Extracted data entries:
━━━━━━━━━━━━━━━━━━━━
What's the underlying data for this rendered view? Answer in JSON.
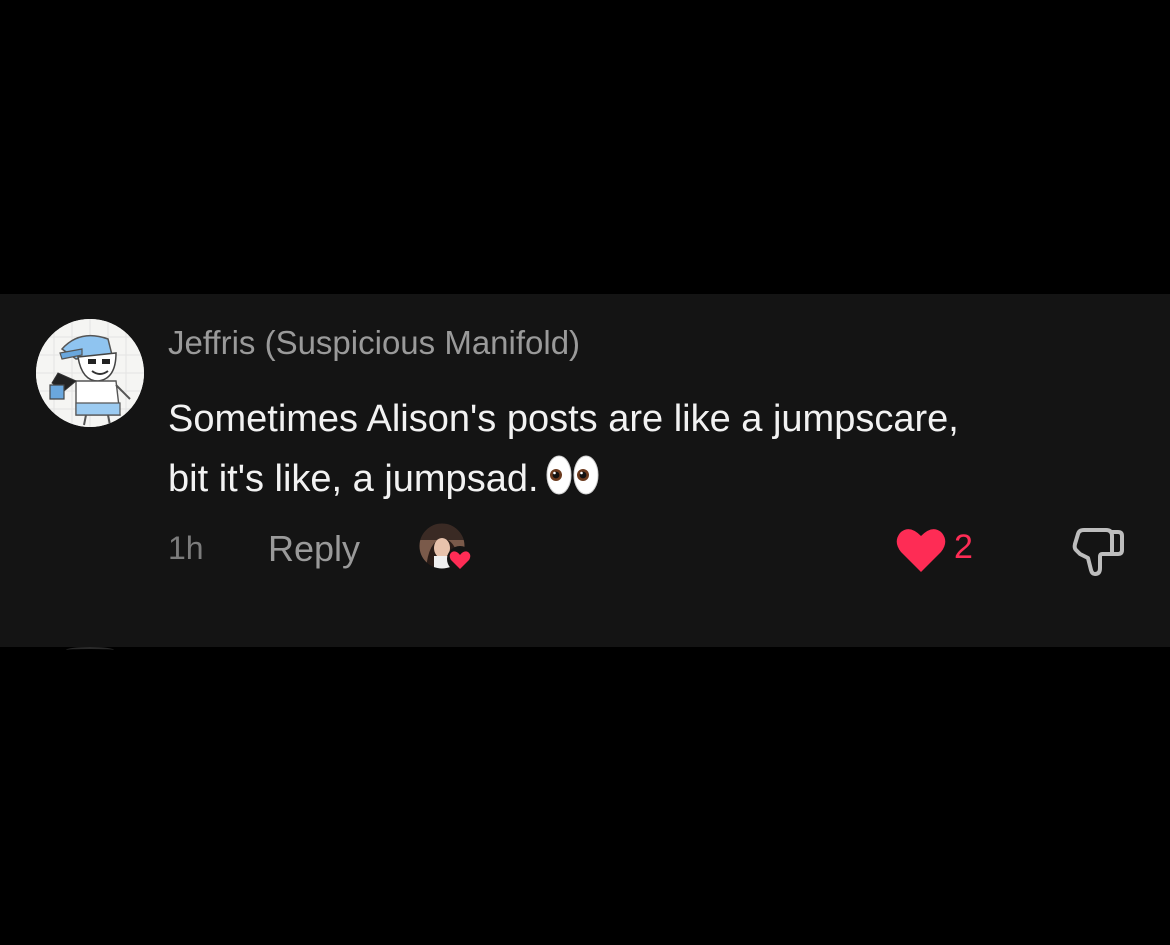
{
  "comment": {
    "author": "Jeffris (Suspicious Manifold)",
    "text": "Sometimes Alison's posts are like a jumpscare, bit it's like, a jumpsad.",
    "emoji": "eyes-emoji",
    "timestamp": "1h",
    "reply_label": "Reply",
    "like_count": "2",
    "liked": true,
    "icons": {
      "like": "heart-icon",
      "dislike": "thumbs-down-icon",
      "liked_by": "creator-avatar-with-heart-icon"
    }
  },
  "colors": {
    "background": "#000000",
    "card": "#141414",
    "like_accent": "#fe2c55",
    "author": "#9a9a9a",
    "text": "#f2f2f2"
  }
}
━━━━━━━━━━━━━━━━━━━━
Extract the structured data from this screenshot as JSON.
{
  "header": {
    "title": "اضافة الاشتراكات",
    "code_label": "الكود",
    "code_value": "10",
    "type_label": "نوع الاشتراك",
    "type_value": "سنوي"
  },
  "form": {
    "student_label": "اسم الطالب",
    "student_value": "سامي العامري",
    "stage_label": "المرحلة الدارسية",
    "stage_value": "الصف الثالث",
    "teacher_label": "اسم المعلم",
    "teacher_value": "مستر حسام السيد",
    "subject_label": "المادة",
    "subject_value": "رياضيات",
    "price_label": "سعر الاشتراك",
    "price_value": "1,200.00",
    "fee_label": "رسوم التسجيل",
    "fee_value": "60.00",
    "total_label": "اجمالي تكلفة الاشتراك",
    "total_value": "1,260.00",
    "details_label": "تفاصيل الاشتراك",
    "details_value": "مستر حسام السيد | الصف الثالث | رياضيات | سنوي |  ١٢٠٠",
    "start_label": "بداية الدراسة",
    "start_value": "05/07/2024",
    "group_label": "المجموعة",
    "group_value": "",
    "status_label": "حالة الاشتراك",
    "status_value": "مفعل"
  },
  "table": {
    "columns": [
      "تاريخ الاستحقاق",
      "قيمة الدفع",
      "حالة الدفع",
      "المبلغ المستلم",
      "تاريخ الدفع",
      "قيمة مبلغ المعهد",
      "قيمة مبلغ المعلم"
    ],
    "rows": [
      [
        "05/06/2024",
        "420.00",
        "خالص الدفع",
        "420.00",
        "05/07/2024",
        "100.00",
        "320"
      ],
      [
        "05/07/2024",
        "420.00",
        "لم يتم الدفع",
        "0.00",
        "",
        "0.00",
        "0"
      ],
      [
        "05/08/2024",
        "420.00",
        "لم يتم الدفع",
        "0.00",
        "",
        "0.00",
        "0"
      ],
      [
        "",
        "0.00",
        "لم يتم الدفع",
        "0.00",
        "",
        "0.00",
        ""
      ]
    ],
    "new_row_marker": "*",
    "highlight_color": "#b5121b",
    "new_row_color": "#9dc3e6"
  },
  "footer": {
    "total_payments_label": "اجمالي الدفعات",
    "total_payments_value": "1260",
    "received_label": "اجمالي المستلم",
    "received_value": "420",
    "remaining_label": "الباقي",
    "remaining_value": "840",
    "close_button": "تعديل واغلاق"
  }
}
━━━━━━━━━━━━━━━━━━━━
*Exercise requirements*
Where a line in the material above holds "المعلم", copy that line.

*Solution*
    "teacher_label": "اسم المعلم",
      "قيمة مبلغ المعلم"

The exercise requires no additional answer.